+++ Passage shown +++
Floris: Thank you, Lia. I think you’re really sharing the vision and how we’re looking at this. More concretely, I think we’re really glad to be that bridge between the psychedelic ecosystem and the broader landscape of finance, healthcare, and government. But also, from my own perspective of mapping out the research, we aim to be the bridge between research and implementation. We’ll probably talk about this more, but in the HOPE project, we are really looking at the costs—and of course, the benefits—of psychedelic-assisted therapies. We want to implement that and look ahead at how much it will cost and how beneficial it will be. We have some great academic studies on this now, but we are testing it on real-life scenarios within parts of the healthcare system with the HOPE project in the US. We’re also looking at doing this for Europe, where we have almost nothing on health economics.

Focusing on Mainstream Decision-Makers

Tyler: Fabulous. I’m really impressed with this movement from the promise of what’s possible to putting it into practice, Floris, in the areas you were just describing, so that there is a basis for safe and meaningful adoption. And back to your point, Lia, that we’re not excluding various pathways, but we’re particularly interested in the clinical mental health pathway that could lead to reimbursement and care being paid for those who can benefit.
+++ Extracted records +++
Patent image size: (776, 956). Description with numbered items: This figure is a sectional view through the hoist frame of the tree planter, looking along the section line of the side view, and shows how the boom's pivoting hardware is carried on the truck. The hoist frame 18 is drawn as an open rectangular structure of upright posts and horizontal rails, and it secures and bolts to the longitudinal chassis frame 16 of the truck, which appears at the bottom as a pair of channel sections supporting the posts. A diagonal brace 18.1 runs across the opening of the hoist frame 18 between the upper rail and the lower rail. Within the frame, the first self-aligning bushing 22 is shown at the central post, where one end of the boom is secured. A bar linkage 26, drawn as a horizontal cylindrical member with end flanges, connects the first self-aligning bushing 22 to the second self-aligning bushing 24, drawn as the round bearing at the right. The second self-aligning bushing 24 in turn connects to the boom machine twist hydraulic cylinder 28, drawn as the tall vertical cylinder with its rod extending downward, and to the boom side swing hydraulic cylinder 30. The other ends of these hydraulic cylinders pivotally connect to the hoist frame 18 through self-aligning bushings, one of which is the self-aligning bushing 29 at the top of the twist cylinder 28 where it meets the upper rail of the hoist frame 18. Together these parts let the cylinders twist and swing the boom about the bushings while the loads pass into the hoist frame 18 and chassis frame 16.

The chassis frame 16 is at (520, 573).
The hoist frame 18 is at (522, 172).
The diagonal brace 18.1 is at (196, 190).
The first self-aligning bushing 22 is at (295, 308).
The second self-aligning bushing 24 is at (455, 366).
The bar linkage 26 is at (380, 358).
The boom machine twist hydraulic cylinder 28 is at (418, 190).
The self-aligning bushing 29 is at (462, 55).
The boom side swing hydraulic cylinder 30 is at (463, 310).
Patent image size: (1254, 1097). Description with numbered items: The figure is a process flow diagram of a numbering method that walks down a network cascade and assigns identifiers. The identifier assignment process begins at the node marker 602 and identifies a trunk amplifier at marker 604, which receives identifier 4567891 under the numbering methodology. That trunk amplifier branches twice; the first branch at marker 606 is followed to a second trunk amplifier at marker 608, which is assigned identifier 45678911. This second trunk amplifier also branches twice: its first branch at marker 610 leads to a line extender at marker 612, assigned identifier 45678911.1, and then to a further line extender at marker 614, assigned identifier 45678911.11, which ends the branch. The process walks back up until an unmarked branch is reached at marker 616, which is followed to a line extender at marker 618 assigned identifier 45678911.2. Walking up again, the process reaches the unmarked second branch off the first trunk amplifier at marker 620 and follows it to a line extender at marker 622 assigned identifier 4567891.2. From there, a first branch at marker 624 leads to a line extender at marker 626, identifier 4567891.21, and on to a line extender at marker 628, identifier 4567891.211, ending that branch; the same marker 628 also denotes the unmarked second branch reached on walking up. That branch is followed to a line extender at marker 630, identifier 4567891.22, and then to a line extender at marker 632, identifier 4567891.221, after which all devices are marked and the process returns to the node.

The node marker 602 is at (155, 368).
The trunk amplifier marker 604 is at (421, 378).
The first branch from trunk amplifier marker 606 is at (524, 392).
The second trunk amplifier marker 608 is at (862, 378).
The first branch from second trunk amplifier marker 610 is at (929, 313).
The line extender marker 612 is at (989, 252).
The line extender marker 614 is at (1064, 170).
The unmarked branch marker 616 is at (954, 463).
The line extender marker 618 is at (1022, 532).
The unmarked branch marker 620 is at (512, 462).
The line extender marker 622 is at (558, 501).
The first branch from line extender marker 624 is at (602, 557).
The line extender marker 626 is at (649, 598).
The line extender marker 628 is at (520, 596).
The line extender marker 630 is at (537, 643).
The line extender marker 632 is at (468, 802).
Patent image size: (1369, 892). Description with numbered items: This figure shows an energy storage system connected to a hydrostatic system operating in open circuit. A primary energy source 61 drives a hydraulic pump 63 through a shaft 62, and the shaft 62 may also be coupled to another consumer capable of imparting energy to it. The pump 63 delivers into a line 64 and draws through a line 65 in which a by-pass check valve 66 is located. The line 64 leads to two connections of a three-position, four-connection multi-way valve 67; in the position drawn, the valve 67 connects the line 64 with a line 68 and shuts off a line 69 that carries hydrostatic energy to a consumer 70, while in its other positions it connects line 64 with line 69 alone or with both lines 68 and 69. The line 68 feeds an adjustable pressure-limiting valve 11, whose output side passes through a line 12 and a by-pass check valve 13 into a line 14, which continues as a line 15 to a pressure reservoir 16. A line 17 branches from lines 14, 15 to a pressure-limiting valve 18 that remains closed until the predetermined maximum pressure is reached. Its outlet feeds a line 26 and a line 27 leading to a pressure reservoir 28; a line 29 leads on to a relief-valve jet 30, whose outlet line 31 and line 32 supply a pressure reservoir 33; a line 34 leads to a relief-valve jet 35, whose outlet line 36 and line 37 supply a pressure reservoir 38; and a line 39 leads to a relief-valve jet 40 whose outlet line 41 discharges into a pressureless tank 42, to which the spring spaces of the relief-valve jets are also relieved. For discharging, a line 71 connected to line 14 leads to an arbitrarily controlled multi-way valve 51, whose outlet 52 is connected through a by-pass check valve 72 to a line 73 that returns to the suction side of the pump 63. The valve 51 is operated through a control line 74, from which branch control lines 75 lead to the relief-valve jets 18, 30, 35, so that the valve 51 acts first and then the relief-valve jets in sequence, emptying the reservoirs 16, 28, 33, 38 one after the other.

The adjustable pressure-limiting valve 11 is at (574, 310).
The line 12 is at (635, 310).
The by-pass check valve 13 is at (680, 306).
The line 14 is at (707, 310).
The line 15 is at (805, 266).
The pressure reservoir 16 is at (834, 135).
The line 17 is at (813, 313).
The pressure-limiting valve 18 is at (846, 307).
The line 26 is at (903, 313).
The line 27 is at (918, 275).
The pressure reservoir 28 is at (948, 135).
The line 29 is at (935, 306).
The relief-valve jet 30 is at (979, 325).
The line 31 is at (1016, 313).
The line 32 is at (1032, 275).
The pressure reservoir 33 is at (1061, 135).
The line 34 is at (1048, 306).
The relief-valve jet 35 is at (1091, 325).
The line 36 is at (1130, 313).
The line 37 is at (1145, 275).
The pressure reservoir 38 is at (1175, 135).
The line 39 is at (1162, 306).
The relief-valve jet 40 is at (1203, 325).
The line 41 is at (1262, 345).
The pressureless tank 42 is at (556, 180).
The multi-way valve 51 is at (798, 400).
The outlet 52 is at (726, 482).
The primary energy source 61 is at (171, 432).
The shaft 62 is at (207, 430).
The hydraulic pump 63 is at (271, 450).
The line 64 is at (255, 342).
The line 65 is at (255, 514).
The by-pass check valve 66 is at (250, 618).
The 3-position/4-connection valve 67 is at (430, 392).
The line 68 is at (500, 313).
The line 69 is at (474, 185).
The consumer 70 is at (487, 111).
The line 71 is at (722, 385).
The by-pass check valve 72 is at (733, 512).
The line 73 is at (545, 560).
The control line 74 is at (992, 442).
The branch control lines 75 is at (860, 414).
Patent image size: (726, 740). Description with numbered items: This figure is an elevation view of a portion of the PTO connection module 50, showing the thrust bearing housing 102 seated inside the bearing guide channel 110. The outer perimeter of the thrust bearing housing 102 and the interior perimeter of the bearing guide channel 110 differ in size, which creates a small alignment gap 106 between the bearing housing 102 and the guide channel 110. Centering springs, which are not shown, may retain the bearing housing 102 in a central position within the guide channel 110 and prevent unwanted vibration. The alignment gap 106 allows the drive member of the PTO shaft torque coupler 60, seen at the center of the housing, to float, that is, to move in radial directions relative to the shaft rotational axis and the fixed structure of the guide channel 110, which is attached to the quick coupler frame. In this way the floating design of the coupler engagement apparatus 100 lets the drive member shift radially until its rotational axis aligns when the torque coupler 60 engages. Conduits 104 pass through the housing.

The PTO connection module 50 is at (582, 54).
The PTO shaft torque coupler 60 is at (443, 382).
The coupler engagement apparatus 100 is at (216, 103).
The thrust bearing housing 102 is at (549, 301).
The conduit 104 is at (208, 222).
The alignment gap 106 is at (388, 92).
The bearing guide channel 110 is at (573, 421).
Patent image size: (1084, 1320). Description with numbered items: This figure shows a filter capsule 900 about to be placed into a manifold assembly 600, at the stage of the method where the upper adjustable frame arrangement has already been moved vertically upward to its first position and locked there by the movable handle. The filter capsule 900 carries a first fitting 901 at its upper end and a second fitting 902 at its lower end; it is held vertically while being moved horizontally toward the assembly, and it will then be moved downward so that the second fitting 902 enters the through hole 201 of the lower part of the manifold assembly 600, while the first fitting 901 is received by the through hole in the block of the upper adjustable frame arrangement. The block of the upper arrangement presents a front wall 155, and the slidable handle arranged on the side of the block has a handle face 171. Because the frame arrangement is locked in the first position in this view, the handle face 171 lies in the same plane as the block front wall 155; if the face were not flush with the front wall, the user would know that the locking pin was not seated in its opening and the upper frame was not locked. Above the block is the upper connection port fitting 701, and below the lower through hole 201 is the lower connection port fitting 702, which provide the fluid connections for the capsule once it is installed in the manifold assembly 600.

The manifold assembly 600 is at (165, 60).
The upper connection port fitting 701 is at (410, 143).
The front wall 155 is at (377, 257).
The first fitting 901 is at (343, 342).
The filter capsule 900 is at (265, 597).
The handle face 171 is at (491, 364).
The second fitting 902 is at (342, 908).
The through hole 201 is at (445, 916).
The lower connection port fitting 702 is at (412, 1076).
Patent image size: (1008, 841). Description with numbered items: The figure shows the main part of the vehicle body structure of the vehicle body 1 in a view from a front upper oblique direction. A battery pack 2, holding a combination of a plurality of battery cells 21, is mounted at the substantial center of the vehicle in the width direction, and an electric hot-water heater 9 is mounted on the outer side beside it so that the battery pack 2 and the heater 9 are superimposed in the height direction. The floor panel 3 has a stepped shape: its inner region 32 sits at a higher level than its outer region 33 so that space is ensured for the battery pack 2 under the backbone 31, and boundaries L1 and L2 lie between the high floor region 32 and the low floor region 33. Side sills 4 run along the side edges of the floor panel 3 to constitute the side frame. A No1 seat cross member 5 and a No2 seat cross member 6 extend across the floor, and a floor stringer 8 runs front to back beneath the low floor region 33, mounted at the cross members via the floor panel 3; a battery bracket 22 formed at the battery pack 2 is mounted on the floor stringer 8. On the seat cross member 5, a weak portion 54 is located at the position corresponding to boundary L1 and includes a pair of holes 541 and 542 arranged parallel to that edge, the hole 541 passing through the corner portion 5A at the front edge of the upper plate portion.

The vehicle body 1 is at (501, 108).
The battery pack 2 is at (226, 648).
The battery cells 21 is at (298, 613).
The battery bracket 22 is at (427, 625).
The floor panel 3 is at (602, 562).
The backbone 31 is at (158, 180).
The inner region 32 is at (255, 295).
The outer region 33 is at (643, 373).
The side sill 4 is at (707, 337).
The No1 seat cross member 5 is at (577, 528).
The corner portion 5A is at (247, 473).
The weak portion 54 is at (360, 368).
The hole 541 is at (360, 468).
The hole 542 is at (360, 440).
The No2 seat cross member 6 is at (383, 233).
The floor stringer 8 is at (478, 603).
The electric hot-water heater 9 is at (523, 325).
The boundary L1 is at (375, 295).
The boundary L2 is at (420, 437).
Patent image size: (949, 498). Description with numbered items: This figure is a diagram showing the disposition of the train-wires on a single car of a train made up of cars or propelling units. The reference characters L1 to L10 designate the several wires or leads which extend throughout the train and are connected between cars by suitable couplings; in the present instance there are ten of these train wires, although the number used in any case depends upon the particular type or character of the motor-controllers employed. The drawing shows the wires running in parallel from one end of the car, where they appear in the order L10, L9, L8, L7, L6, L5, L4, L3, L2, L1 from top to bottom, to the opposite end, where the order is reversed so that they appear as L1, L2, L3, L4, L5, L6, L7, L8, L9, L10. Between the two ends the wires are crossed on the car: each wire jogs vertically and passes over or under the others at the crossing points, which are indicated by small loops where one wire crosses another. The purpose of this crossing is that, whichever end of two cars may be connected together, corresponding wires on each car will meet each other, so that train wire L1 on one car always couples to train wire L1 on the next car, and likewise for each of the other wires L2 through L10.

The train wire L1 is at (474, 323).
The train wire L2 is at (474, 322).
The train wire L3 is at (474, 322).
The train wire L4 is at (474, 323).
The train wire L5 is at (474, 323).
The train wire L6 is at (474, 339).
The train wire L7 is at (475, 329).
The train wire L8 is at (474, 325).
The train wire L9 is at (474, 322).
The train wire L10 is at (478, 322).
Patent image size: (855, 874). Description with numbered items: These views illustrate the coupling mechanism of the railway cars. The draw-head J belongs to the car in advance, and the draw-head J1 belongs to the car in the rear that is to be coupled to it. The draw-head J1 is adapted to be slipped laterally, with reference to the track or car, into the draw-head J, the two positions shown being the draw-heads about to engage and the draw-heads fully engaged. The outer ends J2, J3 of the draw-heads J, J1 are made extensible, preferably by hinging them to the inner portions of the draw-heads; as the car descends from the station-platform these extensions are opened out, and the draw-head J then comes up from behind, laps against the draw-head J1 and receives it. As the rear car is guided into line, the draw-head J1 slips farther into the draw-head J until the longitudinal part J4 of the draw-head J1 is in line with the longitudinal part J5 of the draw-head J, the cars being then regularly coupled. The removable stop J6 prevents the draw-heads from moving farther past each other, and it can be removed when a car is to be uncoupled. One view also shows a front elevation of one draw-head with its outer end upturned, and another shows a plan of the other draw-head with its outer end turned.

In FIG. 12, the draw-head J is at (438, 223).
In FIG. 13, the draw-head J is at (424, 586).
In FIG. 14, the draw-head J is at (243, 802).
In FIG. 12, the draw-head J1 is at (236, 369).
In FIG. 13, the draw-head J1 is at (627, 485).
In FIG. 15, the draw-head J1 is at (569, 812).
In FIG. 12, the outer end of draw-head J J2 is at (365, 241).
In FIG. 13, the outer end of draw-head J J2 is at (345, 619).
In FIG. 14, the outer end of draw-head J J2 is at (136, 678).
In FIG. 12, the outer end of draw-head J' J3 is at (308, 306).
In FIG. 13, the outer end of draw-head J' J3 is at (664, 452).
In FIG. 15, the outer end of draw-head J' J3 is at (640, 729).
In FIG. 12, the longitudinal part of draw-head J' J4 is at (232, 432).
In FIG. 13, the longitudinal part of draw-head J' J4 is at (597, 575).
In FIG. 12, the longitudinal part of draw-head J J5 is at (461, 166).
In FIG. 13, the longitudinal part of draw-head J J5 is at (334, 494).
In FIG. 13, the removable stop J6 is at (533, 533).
+++
Copy out the interview excerpt on psychedelic-assisted therapy in full, word for word.

Floris: Thank you, Lia. I think you’re really sharing the vision and how we’re looking at this. More concretely, I think we’re really glad to be that bridge between the psychedelic ecosystem and the broader landscape of finance, healthcare, and government. But also, from my own perspective of mapping out the research, we aim to be the bridge between research and implementation. We’ll probably talk about this more, but in the HOPE project, we are really looking at the costs—and of course, the benefits—of psychedelic-assisted therapies. We want to implement that and look ahead at how much it will cost and how beneficial it will be. We have some great academic studies on this now, but we are testing it on real-life scenarios within parts of the healthcare system with the HOPE project in the US. We’re also looking at doing this for Europe, where we have almost nothing on health economics.

Focusing on Mainstream Decision-Makers

Tyler: Fabulous. I’m really impressed with this movement from the promise of what’s possible to putting it into practice, Floris, in the areas you were just describing, so that there is a basis for safe and meaningful adoption. And back to your point, Lia, that we’re not excluding various pathways, but we’re particularly interested in the clinical mental health pathway that could lead to reimbursement and care being paid for those who can benefit.